Direction =>
Check each line of the material below, and copy it if it holds the string "type".

** begin Dataset content **

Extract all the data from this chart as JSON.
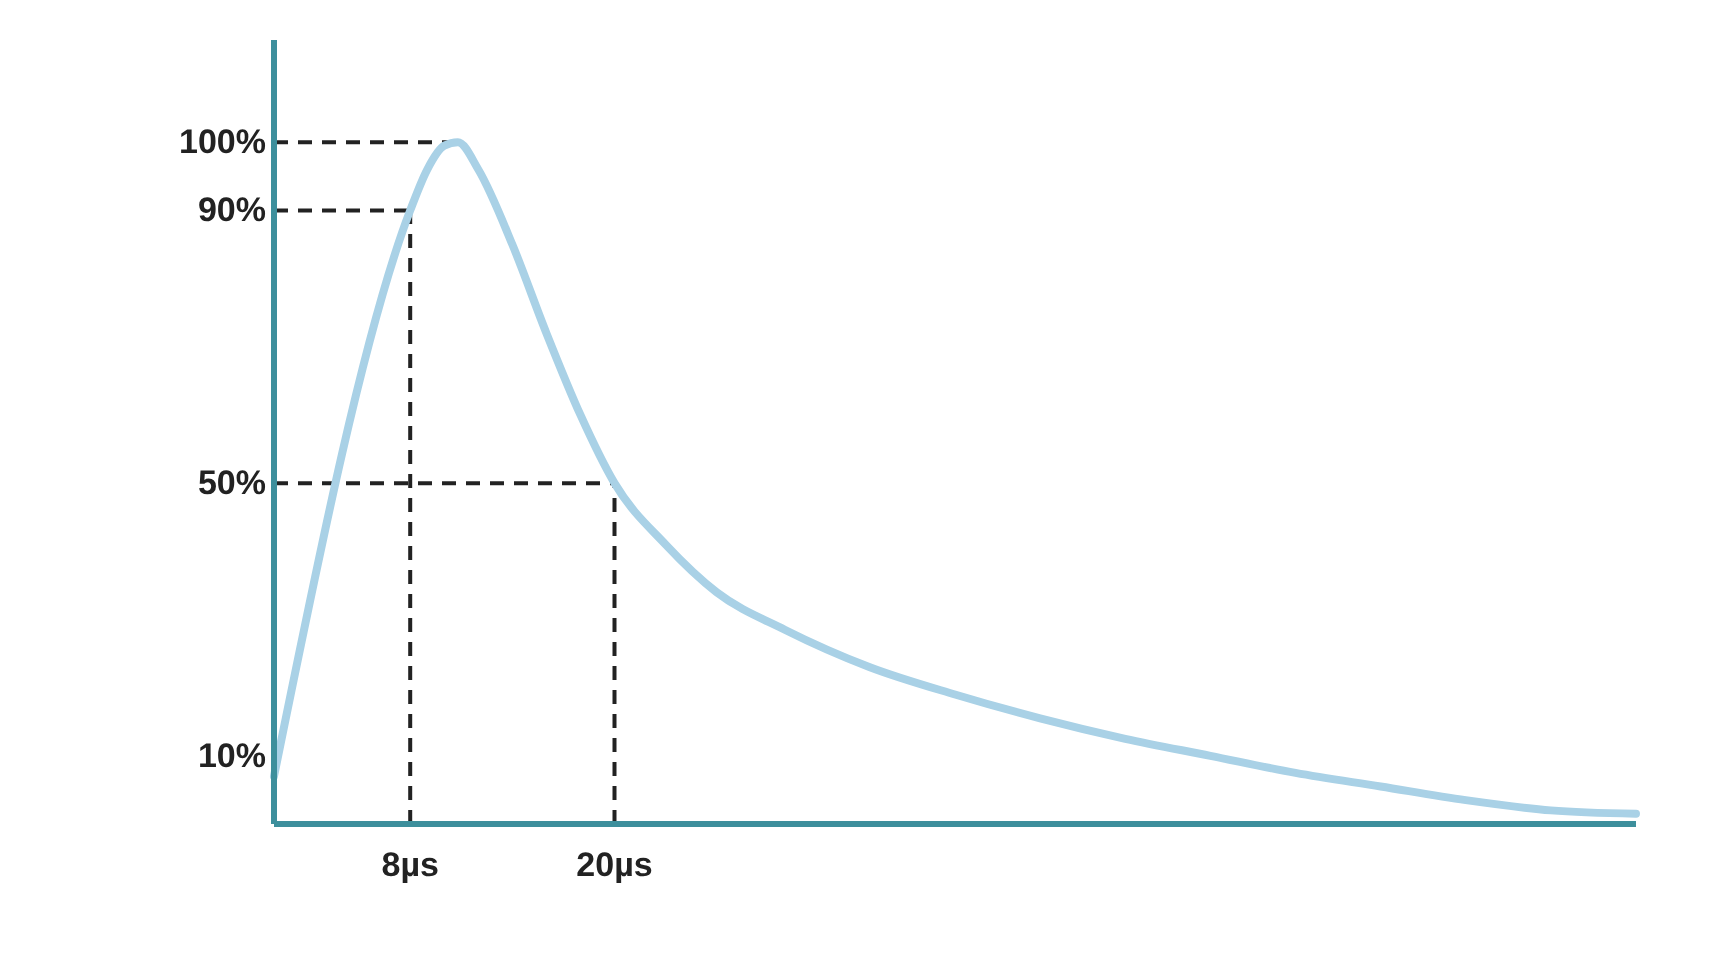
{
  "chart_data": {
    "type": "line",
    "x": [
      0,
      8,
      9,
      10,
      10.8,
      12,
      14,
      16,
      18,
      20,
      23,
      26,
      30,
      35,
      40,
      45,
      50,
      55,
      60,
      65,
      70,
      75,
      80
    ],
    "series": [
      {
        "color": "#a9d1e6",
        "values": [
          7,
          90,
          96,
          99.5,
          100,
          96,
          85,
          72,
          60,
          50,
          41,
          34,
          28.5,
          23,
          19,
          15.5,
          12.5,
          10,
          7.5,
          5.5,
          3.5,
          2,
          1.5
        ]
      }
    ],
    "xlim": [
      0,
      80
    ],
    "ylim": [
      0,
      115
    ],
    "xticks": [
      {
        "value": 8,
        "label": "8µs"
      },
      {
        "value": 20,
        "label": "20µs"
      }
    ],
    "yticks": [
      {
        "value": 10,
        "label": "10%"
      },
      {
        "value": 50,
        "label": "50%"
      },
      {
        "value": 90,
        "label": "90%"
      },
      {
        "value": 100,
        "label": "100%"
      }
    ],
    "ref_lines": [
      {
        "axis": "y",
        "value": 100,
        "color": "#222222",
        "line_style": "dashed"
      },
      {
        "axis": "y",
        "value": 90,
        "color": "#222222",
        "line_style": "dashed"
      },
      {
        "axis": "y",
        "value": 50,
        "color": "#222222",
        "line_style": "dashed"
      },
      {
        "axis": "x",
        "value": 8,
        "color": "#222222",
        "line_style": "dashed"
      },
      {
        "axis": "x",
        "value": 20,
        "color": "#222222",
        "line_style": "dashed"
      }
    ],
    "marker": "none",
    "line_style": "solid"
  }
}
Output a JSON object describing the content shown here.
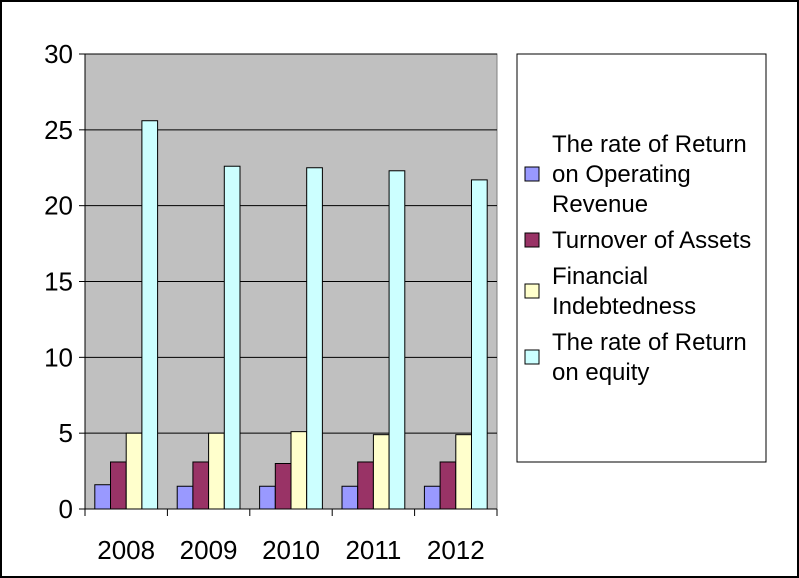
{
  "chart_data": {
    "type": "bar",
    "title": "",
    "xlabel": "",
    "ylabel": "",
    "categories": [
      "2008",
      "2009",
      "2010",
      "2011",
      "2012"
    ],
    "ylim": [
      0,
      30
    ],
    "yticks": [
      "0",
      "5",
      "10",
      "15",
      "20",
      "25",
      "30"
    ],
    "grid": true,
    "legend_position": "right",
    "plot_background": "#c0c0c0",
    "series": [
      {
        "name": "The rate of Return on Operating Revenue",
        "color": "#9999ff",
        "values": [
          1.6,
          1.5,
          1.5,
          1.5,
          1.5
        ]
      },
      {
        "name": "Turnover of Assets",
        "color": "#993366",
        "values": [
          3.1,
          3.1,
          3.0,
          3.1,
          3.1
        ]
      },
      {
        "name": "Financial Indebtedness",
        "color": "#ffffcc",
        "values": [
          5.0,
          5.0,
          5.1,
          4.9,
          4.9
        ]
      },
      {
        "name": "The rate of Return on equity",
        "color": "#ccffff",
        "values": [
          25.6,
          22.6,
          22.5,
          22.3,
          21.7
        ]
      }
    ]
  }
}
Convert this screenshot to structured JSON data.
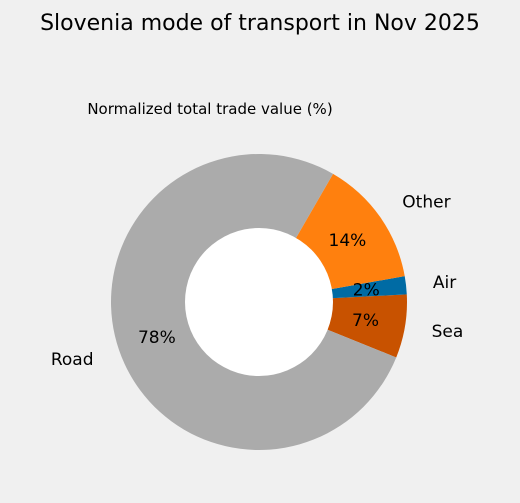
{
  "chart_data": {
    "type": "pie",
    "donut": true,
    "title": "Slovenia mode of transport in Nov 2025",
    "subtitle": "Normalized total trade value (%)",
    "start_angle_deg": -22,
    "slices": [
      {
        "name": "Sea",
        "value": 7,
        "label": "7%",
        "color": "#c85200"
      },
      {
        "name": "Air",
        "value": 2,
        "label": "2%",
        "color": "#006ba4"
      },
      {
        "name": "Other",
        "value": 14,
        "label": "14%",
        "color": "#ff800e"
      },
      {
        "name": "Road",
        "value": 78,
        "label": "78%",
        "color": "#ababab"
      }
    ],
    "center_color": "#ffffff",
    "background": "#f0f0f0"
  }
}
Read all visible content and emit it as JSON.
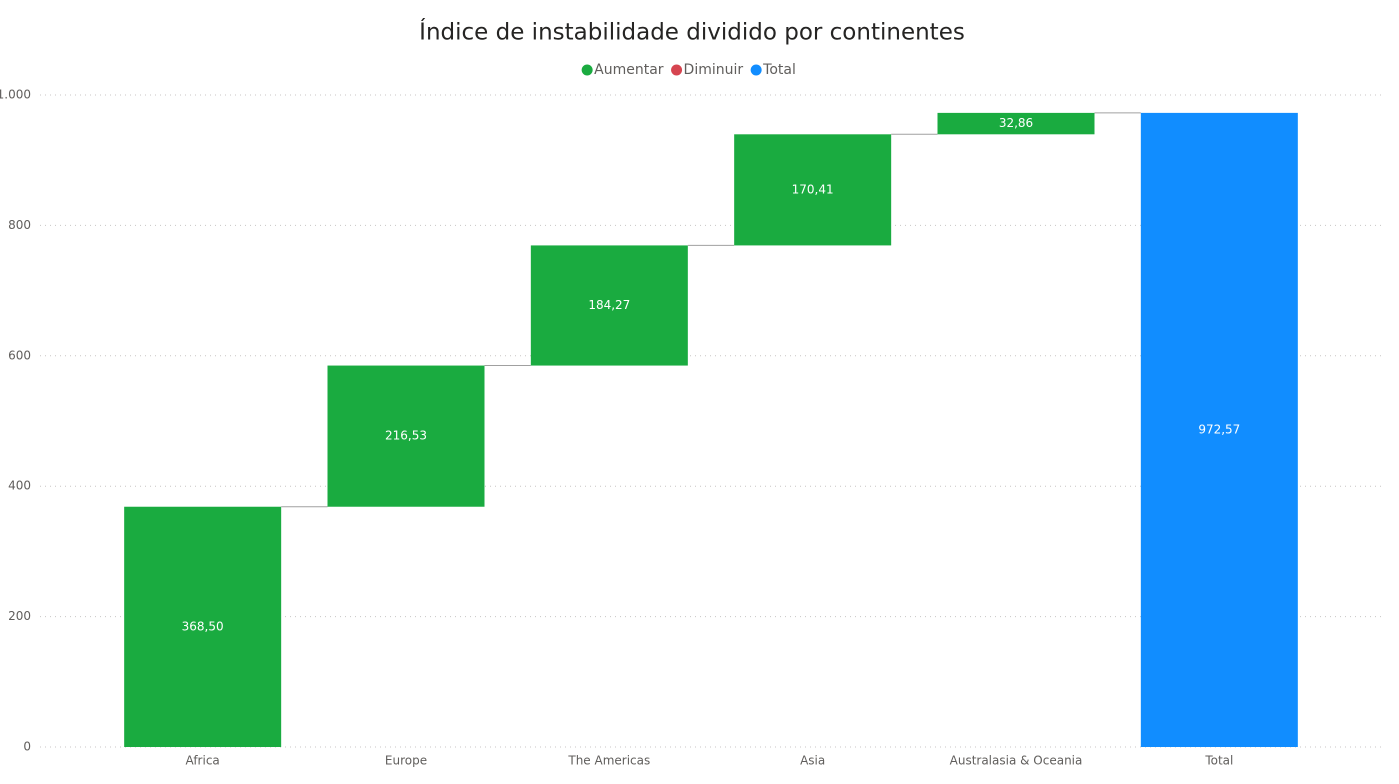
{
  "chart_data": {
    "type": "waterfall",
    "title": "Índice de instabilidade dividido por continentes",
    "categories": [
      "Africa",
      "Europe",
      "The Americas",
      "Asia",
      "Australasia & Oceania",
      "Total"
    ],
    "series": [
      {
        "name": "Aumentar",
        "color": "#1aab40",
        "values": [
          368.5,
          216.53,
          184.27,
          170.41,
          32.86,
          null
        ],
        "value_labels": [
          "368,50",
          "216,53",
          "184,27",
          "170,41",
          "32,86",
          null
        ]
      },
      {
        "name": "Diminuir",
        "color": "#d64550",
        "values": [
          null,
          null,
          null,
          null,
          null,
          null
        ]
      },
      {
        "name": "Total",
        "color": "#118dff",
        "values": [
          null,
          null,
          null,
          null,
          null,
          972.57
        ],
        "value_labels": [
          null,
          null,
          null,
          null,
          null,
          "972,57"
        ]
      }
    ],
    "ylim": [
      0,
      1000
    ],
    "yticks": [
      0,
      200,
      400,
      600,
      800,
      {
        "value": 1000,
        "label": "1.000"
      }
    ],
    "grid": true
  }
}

** end Dataset content **

Exercise result =>
    "type": "line",
    "type": "bar",
    "type": "pie",
    "type": "waterfall",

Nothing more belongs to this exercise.